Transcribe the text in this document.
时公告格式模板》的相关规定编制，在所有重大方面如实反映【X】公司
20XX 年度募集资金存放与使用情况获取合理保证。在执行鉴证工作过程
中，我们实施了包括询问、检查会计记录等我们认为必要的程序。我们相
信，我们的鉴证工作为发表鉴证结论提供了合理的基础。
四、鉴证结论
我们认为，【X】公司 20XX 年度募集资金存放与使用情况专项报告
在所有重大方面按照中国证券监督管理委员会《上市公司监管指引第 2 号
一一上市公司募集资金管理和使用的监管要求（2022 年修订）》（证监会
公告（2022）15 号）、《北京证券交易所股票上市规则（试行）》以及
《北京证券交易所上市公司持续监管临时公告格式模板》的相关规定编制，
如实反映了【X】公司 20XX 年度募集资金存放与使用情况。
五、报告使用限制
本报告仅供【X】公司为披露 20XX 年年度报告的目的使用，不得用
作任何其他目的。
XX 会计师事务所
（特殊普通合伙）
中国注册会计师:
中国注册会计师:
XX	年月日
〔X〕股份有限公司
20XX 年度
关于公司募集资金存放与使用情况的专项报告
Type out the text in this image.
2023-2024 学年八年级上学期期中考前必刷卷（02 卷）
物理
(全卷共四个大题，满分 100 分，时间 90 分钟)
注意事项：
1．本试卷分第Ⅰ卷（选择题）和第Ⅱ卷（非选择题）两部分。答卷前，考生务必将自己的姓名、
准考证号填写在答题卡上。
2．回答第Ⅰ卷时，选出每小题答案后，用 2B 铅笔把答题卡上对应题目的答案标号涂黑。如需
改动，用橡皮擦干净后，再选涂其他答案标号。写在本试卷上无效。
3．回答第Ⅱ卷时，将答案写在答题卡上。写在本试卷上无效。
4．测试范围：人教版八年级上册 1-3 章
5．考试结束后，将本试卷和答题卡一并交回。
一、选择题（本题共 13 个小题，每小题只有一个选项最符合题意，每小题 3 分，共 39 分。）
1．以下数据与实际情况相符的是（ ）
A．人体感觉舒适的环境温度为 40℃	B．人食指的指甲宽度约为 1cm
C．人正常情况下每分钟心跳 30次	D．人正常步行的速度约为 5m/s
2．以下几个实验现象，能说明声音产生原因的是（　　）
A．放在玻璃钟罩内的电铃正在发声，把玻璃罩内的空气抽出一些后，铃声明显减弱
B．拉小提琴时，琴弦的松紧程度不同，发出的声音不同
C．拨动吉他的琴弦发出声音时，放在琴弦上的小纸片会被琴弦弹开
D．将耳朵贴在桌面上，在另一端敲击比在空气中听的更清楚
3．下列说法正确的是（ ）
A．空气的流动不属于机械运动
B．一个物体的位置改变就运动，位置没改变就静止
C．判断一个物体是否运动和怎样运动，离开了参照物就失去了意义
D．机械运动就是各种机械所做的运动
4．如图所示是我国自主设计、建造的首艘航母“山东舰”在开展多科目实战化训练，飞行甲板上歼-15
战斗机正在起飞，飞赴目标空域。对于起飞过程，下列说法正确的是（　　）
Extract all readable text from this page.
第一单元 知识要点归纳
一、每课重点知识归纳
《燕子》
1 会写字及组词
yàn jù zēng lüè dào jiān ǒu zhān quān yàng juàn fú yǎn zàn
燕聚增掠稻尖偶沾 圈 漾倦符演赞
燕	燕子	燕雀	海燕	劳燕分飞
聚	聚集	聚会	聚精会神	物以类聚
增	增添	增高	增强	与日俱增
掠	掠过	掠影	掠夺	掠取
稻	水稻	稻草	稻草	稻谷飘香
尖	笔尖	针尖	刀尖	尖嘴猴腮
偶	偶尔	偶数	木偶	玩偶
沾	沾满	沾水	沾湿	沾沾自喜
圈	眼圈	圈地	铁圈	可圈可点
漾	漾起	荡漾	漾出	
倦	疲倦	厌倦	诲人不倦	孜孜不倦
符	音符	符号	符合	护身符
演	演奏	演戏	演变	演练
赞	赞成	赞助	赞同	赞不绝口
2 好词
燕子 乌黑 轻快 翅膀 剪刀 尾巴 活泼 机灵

+ + + + +

All of the records must be retyped exactly as they are.

Transcribe the text in this document.
时公告格式模板》的相关规定编制，在所有重大方面如实反映【X】公司
20XX 年度募集资金存放与使用情况获取合理保证。在执行鉴证工作过程
中，我们实施了包括询问、检查会计记录等我们认为必要的程序。我们相
信，我们的鉴证工作为发表鉴证结论提供了合理的基础。
四、鉴证结论
我们认为，【X】公司 20XX 年度募集资金存放与使用情况专项报告
在所有重大方面按照中国证券监督管理委员会《上市公司监管指引第 2 号
一一上市公司募集资金管理和使用的监管要求（2022 年修订）》（证监会
公告（2022）15 号）、《北京证券交易所股票上市规则（试行）》以及
《北京证券交易所上市公司持续监管临时公告格式模板》的相关规定编制，
如实反映了【X】公司 20XX 年度募集资金存放与使用情况。
五、报告使用限制
本报告仅供【X】公司为披露 20XX 年年度报告的目的使用，不得用
作任何其他目的。
XX 会计师事务所
（特殊普通合伙）
中国注册会计师:
中国注册会计师:
XX	年月日
〔X〕股份有限公司
20XX 年度
关于公司募集资金存放与使用情况的专项报告
Type out the text in this image.
2023-2024 学年八年级上学期期中考前必刷卷（02 卷）
物理
(全卷共四个大题，满分 100 分，时间 90 分钟)
注意事项：
1．本试卷分第Ⅰ卷（选择题）和第Ⅱ卷（非选择题）两部分。答卷前，考生务必将自己的姓名、
准考证号填写在答题卡上。
2．回答第Ⅰ卷时，选出每小题答案后，用 2B 铅笔把答题卡上对应题目的答案标号涂黑。如需
改动，用橡皮擦干净后，再选涂其他答案标号。写在本试卷上无效。
3．回答第Ⅱ卷时，将答案写在答题卡上。写在本试卷上无效。
4．测试范围：人教版八年级上册 1-3 章
5．考试结束后，将本试卷和答题卡一并交回。
一、选择题（本题共 13 个小题，每小题只有一个选项最符合题意，每小题 3 分，共 39 分。）
1．以下数据与实际情况相符的是（ ）
A．人体感觉舒适的环境温度为 40℃	B．人食指的指甲宽度约为 1cm
C．人正常情况下每分钟心跳 30次	D．人正常步行的速度约为 5m/s
2．以下几个实验现象，能说明声音产生原因的是（　　）
A．放在玻璃钟罩内的电铃正在发声，把玻璃罩内的空气抽出一些后，铃声明显减弱
B．拉小提琴时，琴弦的松紧程度不同，发出的声音不同
C．拨动吉他的琴弦发出声音时，放在琴弦上的小纸片会被琴弦弹开
D．将耳朵贴在桌面上，在另一端敲击比在空气中听的更清楚
3．下列说法正确的是（ ）
A．空气的流动不属于机械运动
B．一个物体的位置改变就运动，位置没改变就静止
C．判断一个物体是否运动和怎样运动，离开了参照物就失去了意义
D．机械运动就是各种机械所做的运动
4．如图所示是我国自主设计、建造的首艘航母“山东舰”在开展多科目实战化训练，飞行甲板上歼-15
战斗机正在起飞，飞赴目标空域。对于起飞过程，下列说法正确的是（　　）
Extract all readable text from this page.
第一单元 知识要点归纳
一、每课重点知识归纳
《燕子》
1 会写字及组词
yàn jù zēng lüè dào jiān ǒu zhān quān yàng juàn fú yǎn zàn
燕聚增掠稻尖偶沾 圈 漾倦符演赞
燕	燕子	燕雀	海燕	劳燕分飞
聚	聚集	聚会	聚精会神	物以类聚
增	增添	增高	增强	与日俱增
掠	掠过	掠影	掠夺	掠取
稻	水稻	稻草	稻草	稻谷飘香
尖	笔尖	针尖	刀尖	尖嘴猴腮
偶	偶尔	偶数	木偶	玩偶
沾	沾满	沾水	沾湿	沾沾自喜
圈	眼圈	圈地	铁圈	可圈可点
漾	漾起	荡漾	漾出	
倦	疲倦	厌倦	诲人不倦	孜孜不倦
符	音符	符号	符合	护身符
演	演奏	演戏	演变	演练
赞	赞成	赞助	赞同	赞不绝口
2 好词
燕子 乌黑 轻快 翅膀 剪刀 尾巴 活泼 机灵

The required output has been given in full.